Recentemente, o Superior Tribunal de
Justiça (STJ) proferiu decisão inédita e favorável aos contribuintes nos autos
do REsp 2.026.473/SC, permitindo o aproveitamento fiscal do ágio por
rentabilidade futura (goodwill) em operações com ágio interno e
empresas-veículo, isto é, sociedades usualmente constituídas por um curto
período para receber um aporte financeiro e adquirir um investimento, muitas
vezes sendo utilizada como sociedade intermediária da operação.
Inobstante o novo precedente, a lacuna legal referente ao uso de
empresas-veículo permanece mesmo com o advento da Lei nº 12.973/2014, que
trouxe diversas alterações relevantes na legislação tributária, inclusive no
que diz respeito aos dispositivos aplicáveis à amortização fiscal do goodwill [1],
razão pela qual as discussões sobre a matéria parecem estar longe de se
encerrar.
Isso porque as normas anteriores que
tratavam do tema não traziam qualquer impeditivo ao aproveitamento fiscal
do goodwill nesses casos e, não obstante a Lei nº 12.973/2014 tenha
vedado expressamente a dedutibilidade do ágio interno, esta permaneceu silente
quanto ao aproveitamento do ágio em operações com interposição de
empresas-veículo.
Diante dessa lacuna legal, o Fisco lavrava - e continuará lavrando - inúmeros autos
de infração sob o argumento de que as empresas-veículo são constituídas com o
único objetivo de reduzir tributos mediante o aproveitamento fiscal do ágio, ou
seja, não haveria fundamento econômico que desse respaldo à operação para
validar a amortização do goodwill.
Quando essas discussões chegavam ao Conselho Administrativo de Recursos
Fiscais, as decisões proferidas pelo órgão variavam dependendo do caso
concreto, sendo mantidas as autuações nas hipóteses de o Carf entender que não
havia "propósito negocial" na operação, isto é, qualquer objetivo na
constituição da empresa-veículo além da dedutibilidade do ágio.
Nos últimos cinco anos, diversos precedentes relevantes sobre o assunto foram
publicados pelo Carf. Veja-se alguns exemplos.

* MATERIAL FORNECIDO
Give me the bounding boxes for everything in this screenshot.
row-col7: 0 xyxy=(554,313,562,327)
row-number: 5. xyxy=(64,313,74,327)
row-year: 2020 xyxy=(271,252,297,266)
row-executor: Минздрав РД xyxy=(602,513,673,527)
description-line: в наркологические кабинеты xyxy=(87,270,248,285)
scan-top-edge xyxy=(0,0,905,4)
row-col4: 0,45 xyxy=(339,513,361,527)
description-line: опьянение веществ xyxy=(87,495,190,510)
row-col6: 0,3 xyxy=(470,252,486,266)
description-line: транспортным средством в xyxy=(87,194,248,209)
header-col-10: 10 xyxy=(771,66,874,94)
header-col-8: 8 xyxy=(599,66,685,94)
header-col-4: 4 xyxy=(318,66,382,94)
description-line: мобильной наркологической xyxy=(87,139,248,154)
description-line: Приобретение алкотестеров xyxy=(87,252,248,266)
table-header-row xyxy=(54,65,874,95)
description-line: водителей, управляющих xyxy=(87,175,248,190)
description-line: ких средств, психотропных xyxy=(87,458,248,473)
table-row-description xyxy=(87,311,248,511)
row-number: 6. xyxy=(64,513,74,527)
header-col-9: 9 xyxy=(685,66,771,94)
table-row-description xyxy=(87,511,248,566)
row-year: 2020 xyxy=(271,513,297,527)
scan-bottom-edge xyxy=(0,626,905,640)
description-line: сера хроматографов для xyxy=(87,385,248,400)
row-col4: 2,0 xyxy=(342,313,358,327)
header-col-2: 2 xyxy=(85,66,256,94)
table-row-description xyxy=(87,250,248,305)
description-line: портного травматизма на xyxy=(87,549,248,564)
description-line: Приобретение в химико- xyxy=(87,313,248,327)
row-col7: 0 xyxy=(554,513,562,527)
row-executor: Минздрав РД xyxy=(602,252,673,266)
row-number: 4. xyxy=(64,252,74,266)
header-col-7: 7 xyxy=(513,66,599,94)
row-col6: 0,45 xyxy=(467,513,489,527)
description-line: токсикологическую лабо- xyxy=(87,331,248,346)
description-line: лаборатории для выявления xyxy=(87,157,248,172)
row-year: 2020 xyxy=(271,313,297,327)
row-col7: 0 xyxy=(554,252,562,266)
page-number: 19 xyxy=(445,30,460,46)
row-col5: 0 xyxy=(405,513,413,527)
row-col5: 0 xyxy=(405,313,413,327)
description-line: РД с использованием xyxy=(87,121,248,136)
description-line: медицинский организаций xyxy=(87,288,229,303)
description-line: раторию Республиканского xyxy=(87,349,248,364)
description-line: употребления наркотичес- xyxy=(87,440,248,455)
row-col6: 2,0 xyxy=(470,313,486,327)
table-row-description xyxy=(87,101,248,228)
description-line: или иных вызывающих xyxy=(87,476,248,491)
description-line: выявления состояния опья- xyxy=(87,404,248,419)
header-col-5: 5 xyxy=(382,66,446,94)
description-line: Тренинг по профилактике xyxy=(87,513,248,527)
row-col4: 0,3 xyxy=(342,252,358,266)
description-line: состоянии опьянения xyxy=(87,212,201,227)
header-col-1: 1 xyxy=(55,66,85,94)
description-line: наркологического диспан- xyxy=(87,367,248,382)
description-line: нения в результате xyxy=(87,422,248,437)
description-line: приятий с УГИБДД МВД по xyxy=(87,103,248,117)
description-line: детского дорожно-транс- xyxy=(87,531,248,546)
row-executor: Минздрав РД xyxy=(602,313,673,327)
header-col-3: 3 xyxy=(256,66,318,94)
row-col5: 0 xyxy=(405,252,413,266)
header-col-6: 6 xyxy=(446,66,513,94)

* TAREFA PROPOSTA 1
Transcreva literalmente os registros, do primeiro até a linha que contém "header-col-4: 4 xyxy=(318,66,382,94)", com ambas as extremidades incluídas.
* TAREFA PROPOSTA 2
Prossiga com o texto sobre o aproveitamento fiscal do ágio em operações com empresas-veículo a partir da última frase apresentada.

* RESPOSTA 1
Give me the bounding boxes for everything in this screenshot.
row-col7: 0 xyxy=(554,313,562,327)
row-number: 5. xyxy=(64,313,74,327)
row-year: 2020 xyxy=(271,252,297,266)
row-executor: Минздрав РД xyxy=(602,513,673,527)
description-line: в наркологические кабинеты xyxy=(87,270,248,285)
scan-top-edge xyxy=(0,0,905,4)
row-col4: 0,45 xyxy=(339,513,361,527)
description-line: опьянение веществ xyxy=(87,495,190,510)
row-col6: 0,3 xyxy=(470,252,486,266)
description-line: транспортным средством в xyxy=(87,194,248,209)
header-col-10: 10 xyxy=(771,66,874,94)
header-col-8: 8 xyxy=(599,66,685,94)
header-col-4: 4 xyxy=(318,66,382,94)

* RESPOSTA 2
Em 19/10/2023, foi proferido o Acórdão nº 1201-006.216 [2], que, por maioria
dos votos, julgou procedente o recurso voluntário do contribuinte sob o
entendimento de que a legislação então vigente permitiria a aquisição de
participações societárias por interposição de empresas-veículo, desde que
observados outros requisitos, como a confusão patrimonial, o efetivo desembolso
de valores, entre outros - o que teria ocorrido no caso analisado.
De acordo com a referida decisão, "a opção pela realização de investimentos
societários mediante a interposição de empresa veículo necessária ou útil
à estratégia de negócios do contribuinte não representa, por si só, infração à
lei, com ou sem os reflexos tributários decorrentes da amortização do ágio" [g.n.].
Os conselheiros entenderam, ainda, que "buscar o ágio não é ilícito, salvo nos
casos de demonstração de simulação ou outro tipo de patologia intencional que
justifique a desconstituição do ato em si". [3] [4].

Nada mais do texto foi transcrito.